(Dataset entries)

··········

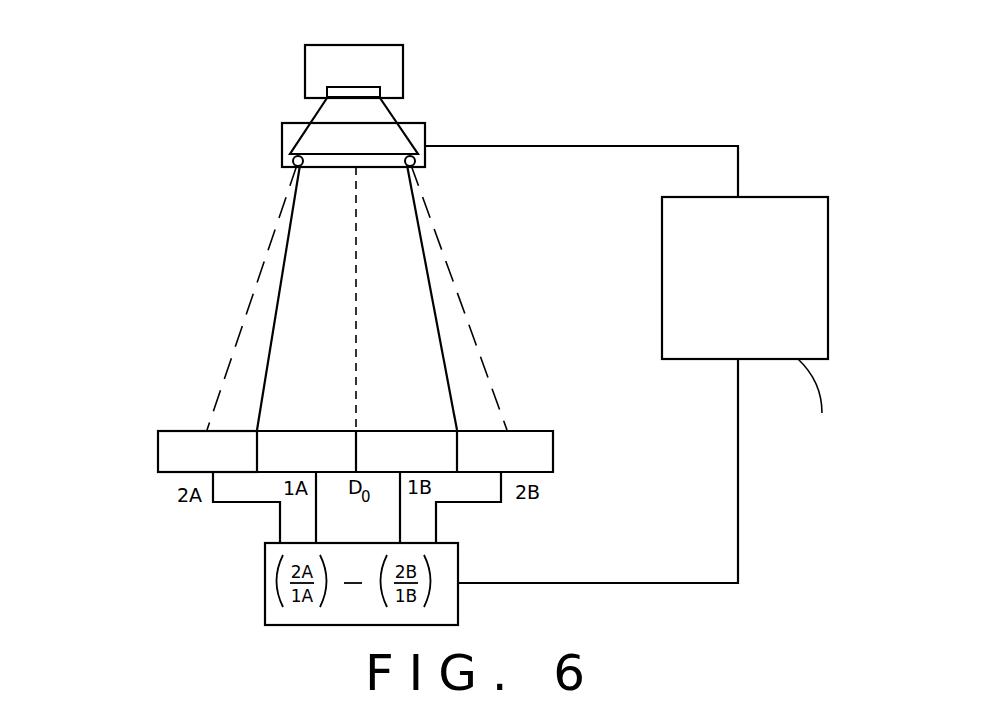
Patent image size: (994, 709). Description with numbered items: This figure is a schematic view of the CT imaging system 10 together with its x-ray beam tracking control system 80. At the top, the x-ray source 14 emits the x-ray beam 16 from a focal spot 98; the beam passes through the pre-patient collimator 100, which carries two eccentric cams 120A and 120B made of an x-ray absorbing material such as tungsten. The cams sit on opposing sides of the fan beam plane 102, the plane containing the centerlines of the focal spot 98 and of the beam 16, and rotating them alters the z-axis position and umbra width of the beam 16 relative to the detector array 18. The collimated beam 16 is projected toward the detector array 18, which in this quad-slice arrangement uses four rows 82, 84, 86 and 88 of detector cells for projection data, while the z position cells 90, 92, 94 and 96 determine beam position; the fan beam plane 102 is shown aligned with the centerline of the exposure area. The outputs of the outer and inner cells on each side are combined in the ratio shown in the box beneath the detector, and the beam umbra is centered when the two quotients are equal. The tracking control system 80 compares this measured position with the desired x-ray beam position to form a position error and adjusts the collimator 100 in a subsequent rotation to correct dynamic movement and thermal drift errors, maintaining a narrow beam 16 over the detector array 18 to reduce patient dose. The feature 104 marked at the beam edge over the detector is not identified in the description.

The CT imaging system 10 is at (134, 204).
The x-ray source 14 is at (403, 57).
The focal spot 98 is at (403, 88).
The pre-patient collimator 100 is at (428, 128).
The eccentric cam 120A is at (297, 168).
The eccentric cam 120B is at (413, 163).
The x-ray beam 16 is at (458, 300).
The fan beam plane 102 is at (357, 341).
The detector array 18 is at (325, 424).
The row of detector cells 82 is at (150, 453).
The detector cell 92 is at (310, 430).
The detector cell 94 is at (390, 430).
The row of detector cells 88 is at (562, 448).
The beam edge position 104 is at (531, 422).
The detector cell 90 is at (168, 473).
The row of detector cells 84 is at (268, 480).
The row of detector cells 86 is at (450, 484).
The detector cell 96 is at (553, 473).
The x-ray beam tracking control system 80 is at (828, 215).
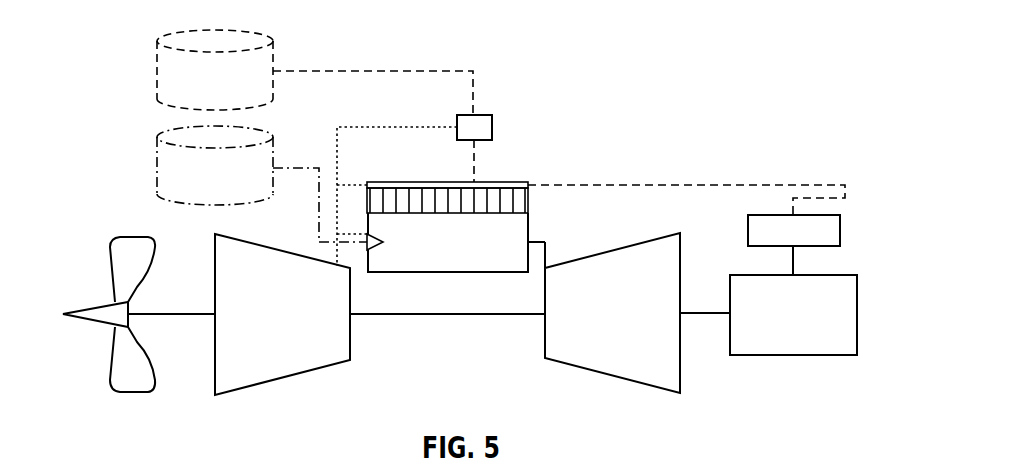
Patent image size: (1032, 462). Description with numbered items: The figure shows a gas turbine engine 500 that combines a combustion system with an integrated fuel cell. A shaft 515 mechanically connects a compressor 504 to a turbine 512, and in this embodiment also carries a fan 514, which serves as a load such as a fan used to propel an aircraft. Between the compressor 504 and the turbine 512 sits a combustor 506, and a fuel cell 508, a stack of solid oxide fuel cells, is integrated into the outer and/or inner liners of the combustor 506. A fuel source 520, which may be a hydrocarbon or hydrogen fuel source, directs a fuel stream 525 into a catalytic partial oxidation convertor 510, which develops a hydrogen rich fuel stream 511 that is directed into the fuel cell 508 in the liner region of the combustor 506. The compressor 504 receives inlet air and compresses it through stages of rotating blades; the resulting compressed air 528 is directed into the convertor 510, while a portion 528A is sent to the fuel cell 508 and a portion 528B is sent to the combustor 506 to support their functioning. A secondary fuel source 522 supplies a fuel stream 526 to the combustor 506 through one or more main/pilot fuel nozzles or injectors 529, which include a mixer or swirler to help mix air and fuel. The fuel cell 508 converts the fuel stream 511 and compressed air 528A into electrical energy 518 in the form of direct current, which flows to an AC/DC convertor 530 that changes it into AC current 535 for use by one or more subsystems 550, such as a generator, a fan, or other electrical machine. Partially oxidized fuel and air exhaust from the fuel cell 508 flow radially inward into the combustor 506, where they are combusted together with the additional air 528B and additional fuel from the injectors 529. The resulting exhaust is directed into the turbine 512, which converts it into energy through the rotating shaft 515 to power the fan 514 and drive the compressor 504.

The gas turbine engine 500 is at (798, 54).
The compressor 504 is at (296, 375).
The combustor 506 is at (530, 233).
The fuel cell 508 is at (523, 182).
The catalytic partial oxidation convertor 510 is at (492, 113).
The hydrogen rich fuel stream 511 is at (477, 160).
The turbine 512 is at (612, 380).
The fan 514 is at (113, 264).
The shaft 515 is at (459, 316).
The electrical energy 518 is at (710, 185).
The fuel source 520 is at (157, 67).
The secondary fuel source 522 is at (157, 170).
The fuel stream 525 is at (307, 70).
The fuel stream 526 is at (318, 213).
The compressed air 528 is at (380, 127).
The compressed air portion 528A is at (350, 182).
The compressed air portion 528B is at (348, 238).
The fuel injectors 529 is at (385, 248).
The AC/DC convertor 530 is at (841, 225).
The AC current 535 is at (790, 267).
The subsystems 550 is at (829, 272).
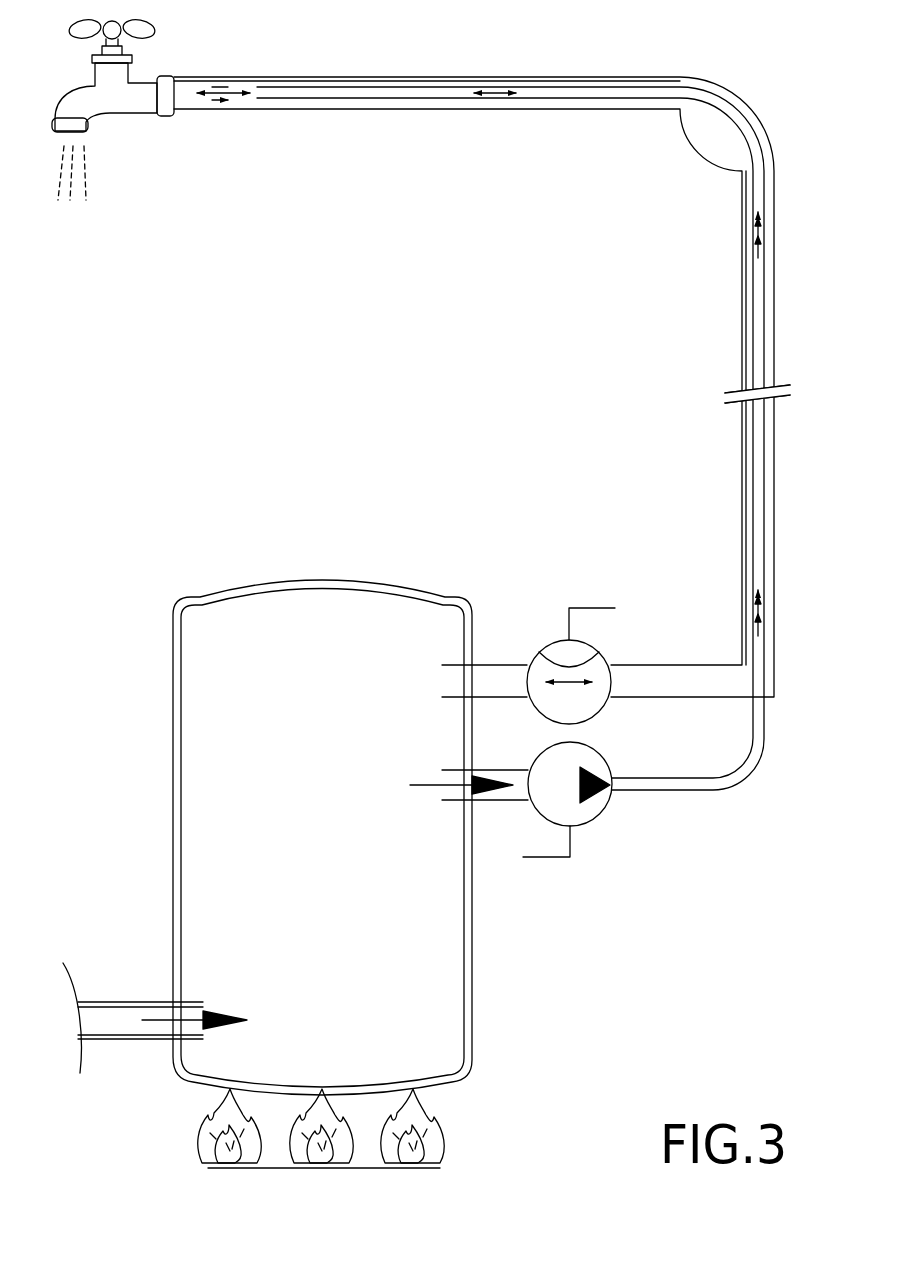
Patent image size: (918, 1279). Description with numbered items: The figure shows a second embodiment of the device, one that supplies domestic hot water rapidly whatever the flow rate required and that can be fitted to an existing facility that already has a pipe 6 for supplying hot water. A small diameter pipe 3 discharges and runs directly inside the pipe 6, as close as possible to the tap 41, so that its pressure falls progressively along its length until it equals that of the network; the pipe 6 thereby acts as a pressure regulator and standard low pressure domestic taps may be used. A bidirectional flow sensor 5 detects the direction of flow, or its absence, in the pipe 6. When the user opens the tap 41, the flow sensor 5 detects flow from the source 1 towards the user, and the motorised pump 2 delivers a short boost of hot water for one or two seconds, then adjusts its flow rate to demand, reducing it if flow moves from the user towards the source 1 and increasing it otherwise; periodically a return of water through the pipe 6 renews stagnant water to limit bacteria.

The source 1 is at (220, 633).
The motorised pump 2 is at (606, 822).
The pipe 3 is at (641, 792).
The bidirectional flow sensor 5 is at (548, 638).
The pipe 6 is at (715, 664).
The tap 41 is at (117, 100).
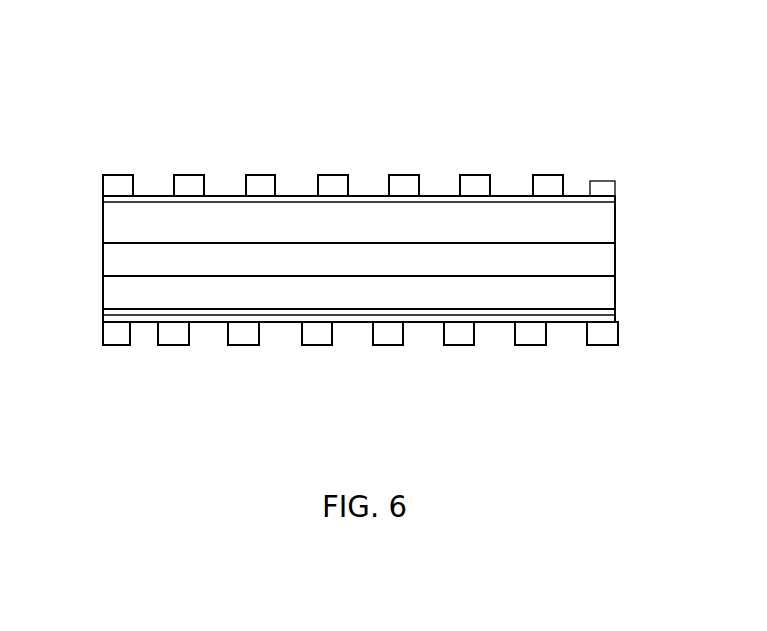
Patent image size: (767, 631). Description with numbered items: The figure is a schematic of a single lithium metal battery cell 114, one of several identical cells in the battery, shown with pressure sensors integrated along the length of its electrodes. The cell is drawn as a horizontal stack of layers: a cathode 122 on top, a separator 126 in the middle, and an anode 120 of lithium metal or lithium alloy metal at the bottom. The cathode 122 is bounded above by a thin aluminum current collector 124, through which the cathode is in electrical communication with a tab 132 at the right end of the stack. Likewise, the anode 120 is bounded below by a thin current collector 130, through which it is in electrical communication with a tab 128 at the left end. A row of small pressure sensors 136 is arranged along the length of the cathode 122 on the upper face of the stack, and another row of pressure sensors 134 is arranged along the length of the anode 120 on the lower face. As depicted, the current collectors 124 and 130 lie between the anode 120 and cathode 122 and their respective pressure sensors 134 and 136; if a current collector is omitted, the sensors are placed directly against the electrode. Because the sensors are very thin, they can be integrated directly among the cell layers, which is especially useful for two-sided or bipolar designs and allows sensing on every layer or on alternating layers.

The lithium metal battery cell 114 is at (478, 82).
The anode 120 is at (615, 303).
The cathode 122 is at (615, 220).
The aluminum current collector 124 is at (103, 203).
The separator 126 is at (615, 268).
The tab 128 is at (103, 332).
The current collector 130 is at (107, 316).
The tab 132 is at (615, 186).
The pressure sensors 134 is at (230, 345).
The pressure sensors 136 is at (490, 175).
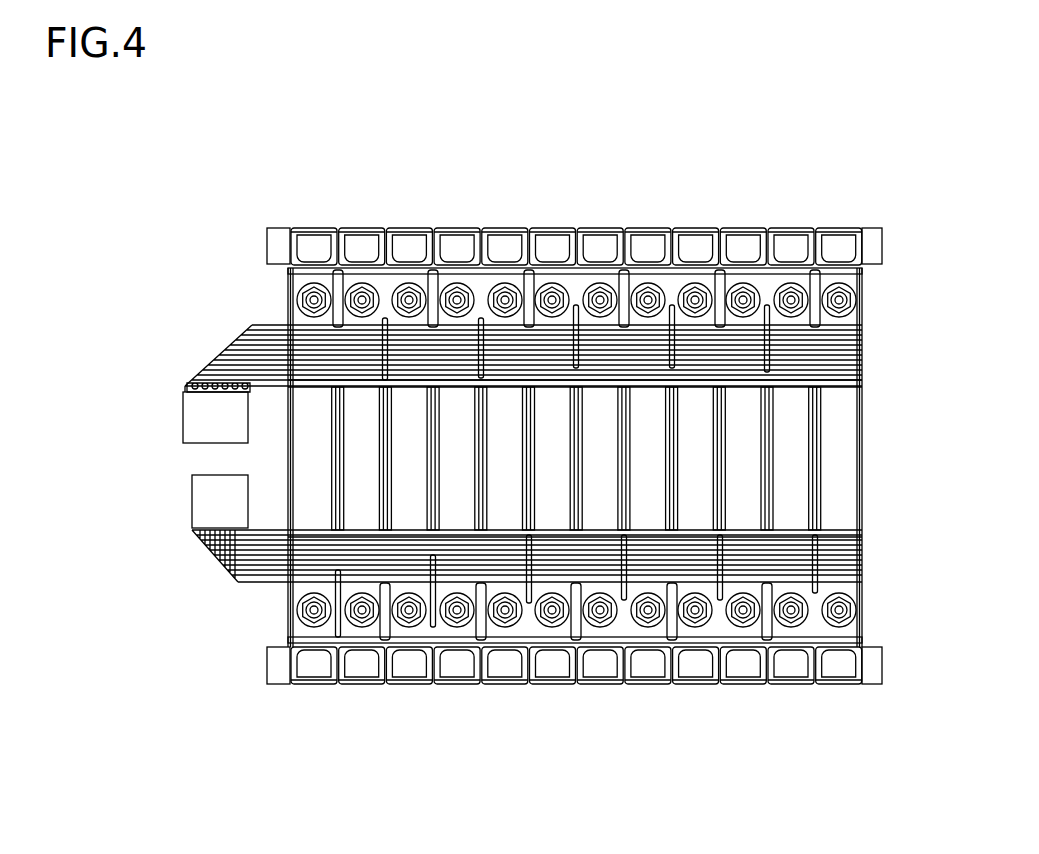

··········

• [TO DO] Please retype all the entries word for word, omitting the pictures.

• [OUTPUT FOR THIS TASK]
Patent image size: (994, 709). Description with numbered items: This figure is a schematic view of the CT imaging system 10 together with its x-ray beam tracking control system 80. At the top, the x-ray source 14 emits the x-ray beam 16 from a focal spot 98; the beam passes through the pre-patient collimator 100, which carries two eccentric cams 120A and 120B made of an x-ray absorbing material such as tungsten. The cams sit on opposing sides of the fan beam plane 102, the plane containing the centerlines of the focal spot 98 and of the beam 16, and rotating them alters the z-axis position and umbra width of the beam 16 relative to the detector array 18. The collimated beam 16 is projected toward the detector array 18, which in this quad-slice arrangement uses four rows 82, 84, 86 and 88 of detector cells for projection data, while the z position cells 90, 92, 94 and 96 determine beam position; the fan beam plane 102 is shown aligned with the centerline of the exposure area. The outputs of the outer and inner cells on each side are combined in the ratio shown in the box beneath the detector, and the beam umbra is centered when the two quotients are equal. The tracking control system 80 compares this measured position with the desired x-ray beam position to form a position error and adjusts the collimator 100 in a subsequent rotation to correct dynamic movement and thermal drift errors, maintaining a narrow beam 16 over the detector array 18 to reduce patient dose. The feature 104 marked at the beam edge over the detector is not identified in the description.

The CT imaging system 10 is at (134, 204).
The x-ray source 14 is at (403, 57).
The focal spot 98 is at (403, 88).
The pre-patient collimator 100 is at (428, 128).
The eccentric cam 120A is at (297, 168).
The eccentric cam 120B is at (413, 163).
The x-ray beam 16 is at (458, 300).
The fan beam plane 102 is at (357, 341).
The detector array 18 is at (325, 424).
The row of detector cells 82 is at (150, 453).
The detector cell 92 is at (310, 430).
The detector cell 94 is at (390, 430).
The row of detector cells 88 is at (562, 448).
The beam edge position 104 is at (531, 422).
The detector cell 90 is at (168, 473).
The row of detector cells 84 is at (268, 480).
The row of detector cells 86 is at (450, 484).
The detector cell 96 is at (553, 473).
The x-ray beam tracking control system 80 is at (828, 215).
Patent image size: (1032, 462). Description with numbered items: The figure shows a gas turbine engine 500 that combines a combustion system with an integrated fuel cell. A shaft 515 mechanically connects a compressor 504 to a turbine 512, and in this embodiment also carries a fan 514, which serves as a load such as a fan used to propel an aircraft. Between the compressor 504 and the turbine 512 sits a combustor 506, and a fuel cell 508, a stack of solid oxide fuel cells, is integrated into the outer and/or inner liners of the combustor 506. A fuel source 520, which may be a hydrocarbon or hydrogen fuel source, directs a fuel stream 525 into a catalytic partial oxidation convertor 510, which develops a hydrogen rich fuel stream 511 that is directed into the fuel cell 508 in the liner region of the combustor 506. The compressor 504 receives inlet air and compresses it through stages of rotating blades; the resulting compressed air 528 is directed into the convertor 510, while a portion 528A is sent to the fuel cell 508 and a portion 528B is sent to the combustor 506 to support their functioning. A secondary fuel source 522 supplies a fuel stream 526 to the combustor 506 through one or more main/pilot fuel nozzles or injectors 529, which include a mixer or swirler to help mix air and fuel. The fuel cell 508 converts the fuel stream 511 and compressed air 528A into electrical energy 518 in the form of direct current, which flows to an AC/DC convertor 530 that changes it into AC current 535 for use by one or more subsystems 550, such as a generator, a fan, or other electrical machine. Partially oxidized fuel and air exhaust from the fuel cell 508 flow radially inward into the combustor 506, where they are combusted together with the additional air 528B and additional fuel from the injectors 529. The resulting exhaust is directed into the turbine 512, which converts it into energy through the rotating shaft 515 to power the fan 514 and drive the compressor 504.

The gas turbine engine 500 is at (798, 54).
The compressor 504 is at (296, 375).
The combustor 506 is at (530, 233).
The fuel cell 508 is at (523, 182).
The catalytic partial oxidation convertor 510 is at (492, 113).
The hydrogen rich fuel stream 511 is at (477, 160).
The turbine 512 is at (612, 380).
The fan 514 is at (113, 264).
The shaft 515 is at (459, 316).
The electrical energy 518 is at (710, 185).
The fuel source 520 is at (157, 67).
The secondary fuel source 522 is at (157, 170).
The fuel stream 525 is at (307, 70).
The fuel stream 526 is at (318, 213).
The compressed air 528 is at (380, 127).
The compressed air portion 528A is at (350, 182).
The compressed air portion 528B is at (348, 238).
The fuel injectors 529 is at (385, 248).
The AC/DC convertor 530 is at (841, 225).
The AC current 535 is at (790, 267).
The subsystems 550 is at (829, 272).
Patent image size: (918, 1279). Description with numbered items: The figure shows a second embodiment of the device, one that supplies domestic hot water rapidly whatever the flow rate required and that can be fitted to an existing facility that already has a pipe 6 for supplying hot water. A small diameter pipe 3 discharges and runs directly inside the pipe 6, as close as possible to the tap 41, so that its pressure falls progressively along its length until it equals that of the network; the pipe 6 thereby acts as a pressure regulator and standard low pressure domestic taps may be used. A bidirectional flow sensor 5 detects the direction of flow, or its absence, in the pipe 6. When the user opens the tap 41, the flow sensor 5 detects flow from the source 1 towards the user, and the motorised pump 2 delivers a short boost of hot water for one or two seconds, then adjusts its flow rate to demand, reducing it if flow moves from the user towards the source 1 and increasing it otherwise; periodically a return of water through the pipe 6 renews stagnant water to limit bacteria.

The source 1 is at (220, 633).
The motorised pump 2 is at (606, 822).
The pipe 3 is at (641, 792).
The bidirectional flow sensor 5 is at (548, 638).
The pipe 6 is at (715, 664).
The tap 41 is at (117, 100).
Patent image size: (767, 631). Description with numbered items: The figure is a schematic of a single lithium metal battery cell 114, one of several identical cells in the battery, shown with pressure sensors integrated along the length of its electrodes. The cell is drawn as a horizontal stack of layers: a cathode 122 on top, a separator 126 in the middle, and an anode 120 of lithium metal or lithium alloy metal at the bottom. The cathode 122 is bounded above by a thin aluminum current collector 124, through which the cathode is in electrical communication with a tab 132 at the right end of the stack. Likewise, the anode 120 is bounded below by a thin current collector 130, through which it is in electrical communication with a tab 128 at the left end. A row of small pressure sensors 136 is arranged along the length of the cathode 122 on the upper face of the stack, and another row of pressure sensors 134 is arranged along the length of the anode 120 on the lower face. As depicted, the current collectors 124 and 130 lie between the anode 120 and cathode 122 and their respective pressure sensors 134 and 136; if a current collector is omitted, the sensors are placed directly against the electrode. Because the sensors are very thin, they can be integrated directly among the cell layers, which is especially useful for two-sided or bipolar designs and allows sensing on every layer or on alternating layers.

The lithium metal battery cell 114 is at (478, 82).
The anode 120 is at (615, 303).
The cathode 122 is at (615, 220).
The aluminum current collector 124 is at (103, 203).
The separator 126 is at (615, 268).
The tab 128 is at (103, 332).
The current collector 130 is at (107, 316).
The tab 132 is at (615, 186).
The pressure sensors 134 is at (230, 345).
The pressure sensors 136 is at (490, 175).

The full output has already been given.